··· The records ···

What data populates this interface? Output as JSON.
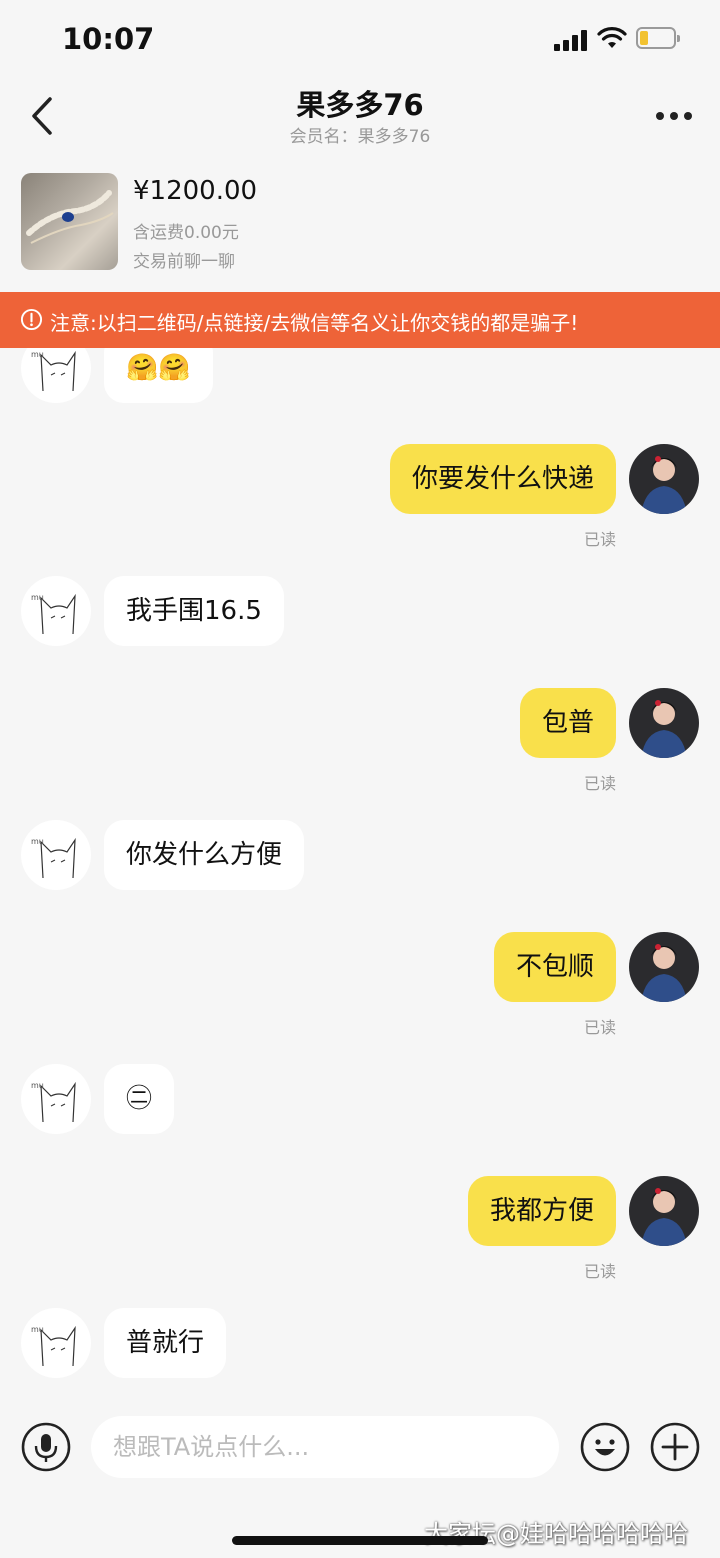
{
  "status_bar": {
    "time": "10:07",
    "battery_color": "#f2c230"
  },
  "header": {
    "title": "果多多76",
    "subtitle": "会员名：果多多76",
    "back_icon": "chevron-left-icon",
    "more_icon": "more-dots-icon"
  },
  "product": {
    "price": "¥1200.00",
    "shipping": "含运费0.00元",
    "chat_note": "交易前聊一聊"
  },
  "warning": {
    "text": "注意:以扫二维码/点链接/去微信等名义让你交钱的都是骗子!",
    "color": "#ee6338"
  },
  "messages": [
    {
      "from": "them",
      "text": "🤗🤗"
    },
    {
      "from": "me",
      "text": "你要发什么快递",
      "status": "已读"
    },
    {
      "from": "them",
      "text": "我手围16.5"
    },
    {
      "from": "me",
      "text": "包普",
      "status": "已读"
    },
    {
      "from": "them",
      "text": "你发什么方便"
    },
    {
      "from": "me",
      "text": "不包顺",
      "status": "已读"
    },
    {
      "from": "them",
      "text": "㊁"
    },
    {
      "from": "me",
      "text": "我都方便",
      "status": "已读"
    },
    {
      "from": "them",
      "text": "普就行"
    }
  ],
  "input": {
    "placeholder": "想跟TA说点什么...",
    "voice_icon": "microphone-icon",
    "emoji_icon": "emoji-icon",
    "add_icon": "plus-icon"
  },
  "watermark": "大家坛@娃哈哈哈哈哈哈",
  "colors": {
    "outgoing_bubble": "#f9e04b",
    "incoming_bubble": "#ffffff",
    "background": "#f6f6f6"
  }
}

···

What the exercise asks: Print each record exactly as it stands, leaving the images out.

Solution to this exercise:
What data populates this interface? Output as JSON.
{
  "status_bar": {
    "time": "10:07",
    "battery_color": "#f2c230"
  },
  "header": {
    "title": "果多多76",
    "subtitle": "会员名：果多多76",
    "back_icon": "chevron-left-icon",
    "more_icon": "more-dots-icon"
  },
  "product": {
    "price": "¥1200.00",
    "shipping": "含运费0.00元",
    "chat_note": "交易前聊一聊"
  },
  "warning": {
    "text": "注意:以扫二维码/点链接/去微信等名义让你交钱的都是骗子!",
    "color": "#ee6338"
  },
  "messages": [
    {
      "from": "them",
      "text": "🤗🤗"
    },
    {
      "from": "me",
      "text": "你要发什么快递",
      "status": "已读"
    },
    {
      "from": "them",
      "text": "我手围16.5"
    },
    {
      "from": "me",
      "text": "包普",
      "status": "已读"
    },
    {
      "from": "them",
      "text": "你发什么方便"
    },
    {
      "from": "me",
      "text": "不包顺",
      "status": "已读"
    },
    {
      "from": "them",
      "text": "㊁"
    },
    {
      "from": "me",
      "text": "我都方便",
      "status": "已读"
    },
    {
      "from": "them",
      "text": "普就行"
    }
  ],
  "input": {
    "placeholder": "想跟TA说点什么...",
    "voice_icon": "microphone-icon",
    "emoji_icon": "emoji-icon",
    "add_icon": "plus-icon"
  },
  "watermark": "大家坛@娃哈哈哈哈哈哈",
  "colors": {
    "outgoing_bubble": "#f9e04b",
    "incoming_bubble": "#ffffff",
    "background": "#f6f6f6"
  }
}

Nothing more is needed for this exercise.